──────── Provided material

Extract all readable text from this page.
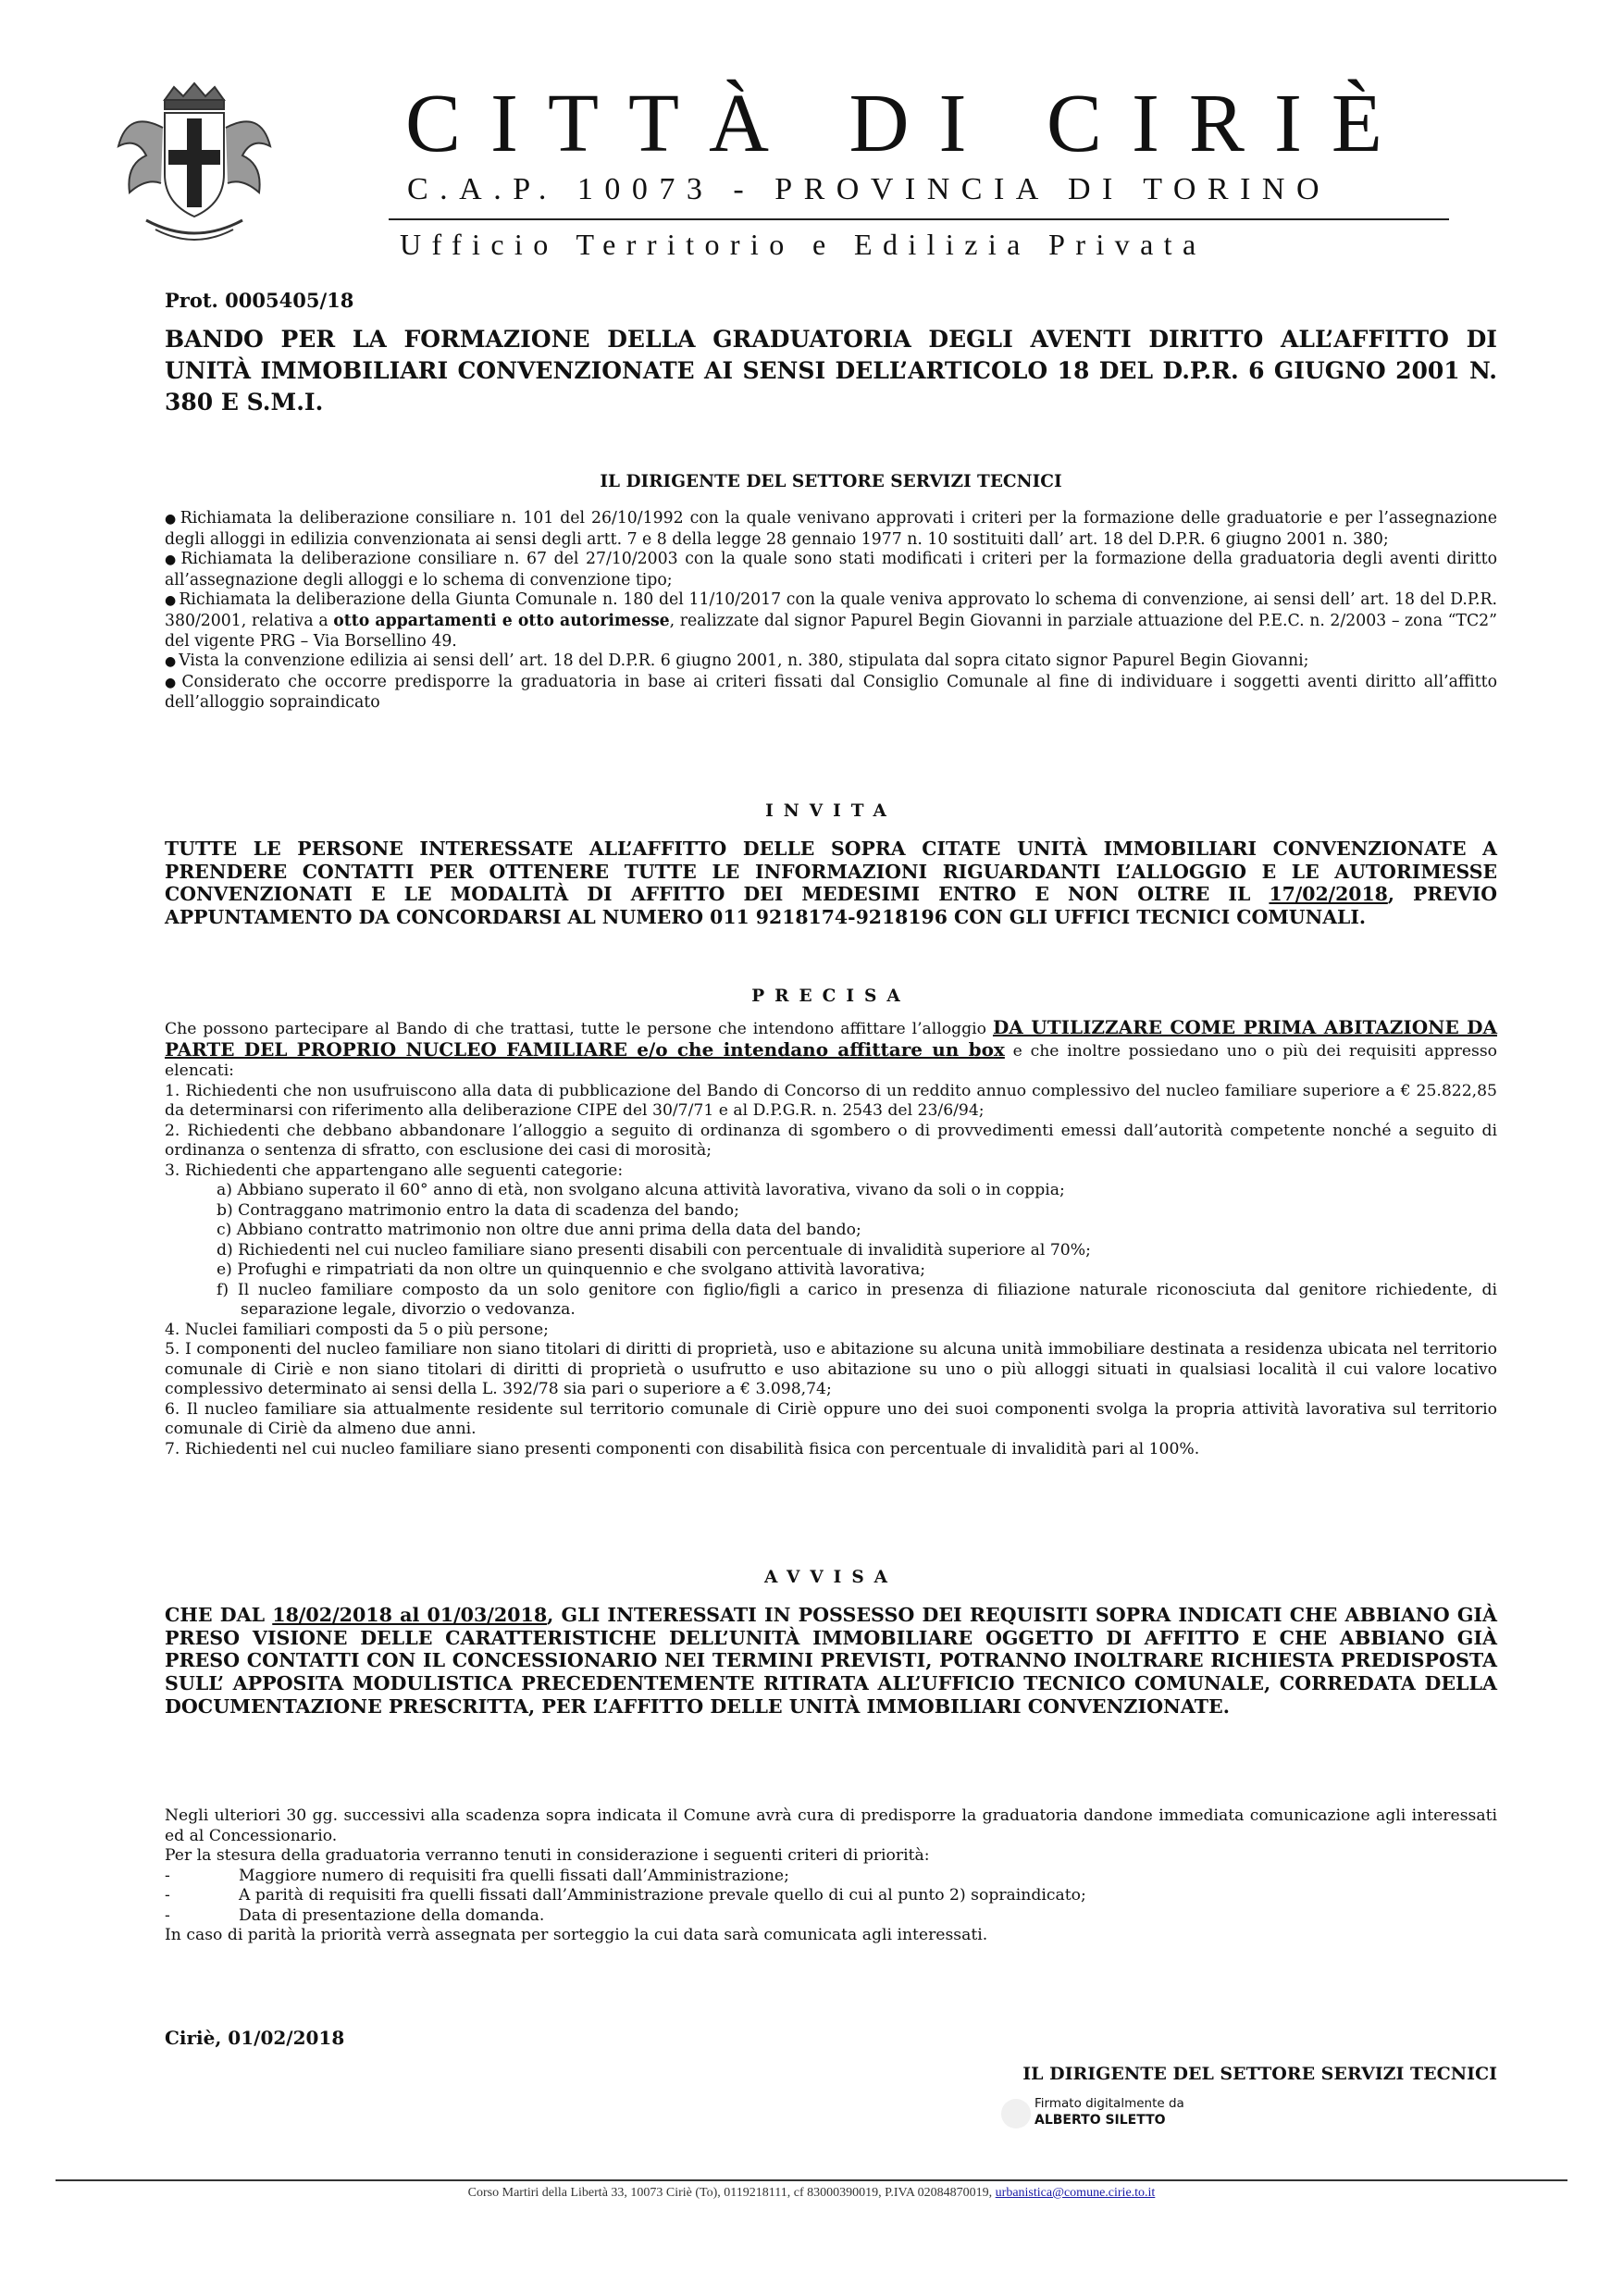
CITTÀ DI CIRIÈ
C.A.P. 10073 - PROVINCIA DI TORINO
Ufficio Territorio e Edilizia Privata
Prot. 0005405/18
BANDO PER LA FORMAZIONE DELLA GRADUATORIA DEGLI AVENTI DIRITTO ALL’AFFITTO DI UNITÀ IMMOBILIARI CONVENZIONATE AI SENSI DELL’ARTICOLO 18 DEL D.P.R. 6 GIUGNO 2001 N. 380 E S.M.I.
IL DIRIGENTE DEL SETTORE SERVIZI TECNICI
● Richiamata la deliberazione consiliare n. 101 del 26/10/1992 con la quale venivano approvati i criteri per la formazione delle graduatorie e per l’assegnazione degli alloggi in edilizia convenzionata ai sensi degli artt. 7 e 8 della legge 28 gennaio 1977 n. 10 sostituiti dall’ art. 18 del D.P.R. 6 giugno 2001 n. 380;
● Richiamata la deliberazione consiliare n. 67 del 27/10/2003 con la quale sono stati modificati i criteri per la formazione della graduatoria degli aventi diritto all’assegnazione degli alloggi e lo schema di convenzione tipo;
● Richiamata la deliberazione della Giunta Comunale n. 180 del 11/10/2017 con la quale veniva approvato lo schema di convenzione, ai sensi dell’ art. 18 del D.P.R. 380/2001, relativa a otto appartamenti e otto autorimesse, realizzate dal signor Papurel Begin Giovanni in parziale attuazione del P.E.C. n. 2/2003 – zona “TC2” del vigente PRG – Via Borsellino 49.
● Vista la convenzione edilizia ai sensi dell’ art. 18 del D.P.R. 6 giugno 2001, n. 380, stipulata dal sopra citato signor Papurel Begin Giovanni;
● Considerato che occorre predisporre la graduatoria in base ai criteri fissati dal Consiglio Comunale al fine di individuare i soggetti aventi diritto all’affitto dell’alloggio sopraindicato
INVITA
TUTTE LE PERSONE INTERESSATE ALL’AFFITTO DELLE SOPRA CITATE UNITÀ IMMOBILIARI CONVENZIONATE A PRENDERE CONTATTI PER OTTENERE TUTTE LE INFORMAZIONI RIGUARDANTI L’ALLOGGIO E LE AUTORIMESSE CONVENZIONATI E LE MODALITÀ DI AFFITTO DEI MEDESIMI ENTRO E NON OLTRE IL 17/02/2018, PREVIO APPUNTAMENTO DA CONCORDARSI AL NUMERO 011 9218174-9218196 CON GLI UFFICI TECNICI COMUNALI.
PRECISA

Che possono partecipare al Bando di che trattasi, tutte le persone che intendono affittare l’alloggio DA UTILIZZARE COME PRIMA ABITAZIONE DA PARTE DEL PROPRIO NUCLEO FAMILIARE e/o che intendano affittare un box e che inoltre possiedano uno o più dei requisiti appresso elencati:

1. Richiedenti che non usufruiscono alla data di pubblicazione del Bando di Concorso di un reddito annuo complessivo del nucleo familiare superiore a € 25.822,85 da determinarsi con riferimento alla deliberazione CIPE del 30/7/71 e al D.P.G.R. n. 2543 del 23/6/94;

2. Richiedenti che debbano abbandonare l’alloggio a seguito di ordinanza di sgombero o di provvedimenti emessi dall’autorità competente nonché a seguito di ordinanza o sentenza di sfratto, con esclusione dei casi di morosità;

3. Richiedenti che appartengano alle seguenti categorie:

a) Abbiano superato il 60° anno di età, non svolgano alcuna attività lavorativa, vivano da soli o in coppia;

b) Contraggano matrimonio entro la data di scadenza del bando;

c) Abbiano contratto matrimonio non oltre due anni prima della data del bando;

d) Richiedenti nel cui nucleo familiare siano presenti disabili con percentuale di invalidità superiore al 70%;

e) Profughi e rimpatriati da non oltre un quinquennio e che svolgano attività lavorativa;

f) Il nucleo familiare composto da un solo genitore con figlio/figli a carico in presenza di filiazione naturale riconosciuta dal genitore richiedente, di separazione legale, divorzio o vedovanza.

4. Nuclei familiari composti da 5 o più persone;

5. I componenti del nucleo familiare non siano titolari di diritti di proprietà, uso e abitazione su alcuna unità immobiliare destinata a residenza ubicata nel territorio comunale di Ciriè e non siano titolari di diritti di proprietà o usufrutto e uso abitazione su uno o più alloggi situati in qualsiasi località il cui valore locativo complessivo determinato ai sensi della L. 392/78 sia pari o superiore a € 3.098,74;

6. Il nucleo familiare sia attualmente residente sul territorio comunale di Ciriè oppure uno dei suoi componenti svolga la propria attività lavorativa sul territorio comunale di Ciriè da almeno due anni.

7. Richiedenti nel cui nucleo familiare siano presenti componenti con disabilità fisica con percentuale di invalidità pari al 100%.

AVVISA
CHE DAL 18/02/2018 al 01/03/2018, GLI INTERESSATI IN POSSESSO DEI REQUISITI SOPRA INDICATI CHE ABBIANO GIÀ PRESO VISIONE DELLE CARATTERISTICHE DELL’UNITÀ IMMOBILIARE OGGETTO DI AFFITTO E CHE ABBIANO GIÀ PRESO CONTATTI CON IL CONCESSIONARIO NEI TERMINI PREVISTI, POTRANNO INOLTRARE RICHIESTA PREDISPOSTA SULL’ APPOSITA MODULISTICA PRECEDENTEMENTE RITIRATA ALL’UFFICIO TECNICO COMUNALE, CORREDATA DELLA DOCUMENTAZIONE PRESCRITTA, PER L’AFFITTO DELLE UNITÀ IMMOBILIARI CONVENZIONATE.

Negli ulteriori 30 gg. successivi alla scadenza sopra indicata il Comune avrà cura di predisporre la graduatoria dandone immediata comunicazione agli interessati ed al Concessionario.

Per la stesura della graduatoria verranno tenuti in considerazione i seguenti criteri di priorità:

-	Maggiore numero di requisiti fra quelli fissati dall’Amministrazione;
-	A parità di requisiti fra quelli fissati dall’Amministrazione prevale quello di cui al punto 2) sopraindicato;
-	Data di presentazione della domanda.

In caso di parità la priorità verrà assegnata per sorteggio la cui data sarà comunicata agli interessati.

Ciriè, 01/02/2018
IL DIRIGENTE DEL SETTORE SERVIZI TECNICI
Firmato digitalmente da
ALBERTO SILETTO
Corso Martiri della Libertà 33, 10073 Ciriè (To), 0119218111, cf 83000390019, P.IVA 02084870019, urbanistica@comune.cirie.to.it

────────────────

Set exercise: Of the lines in the entries, how many include the word "Amministrazione"? State only the number.

Task solution: 2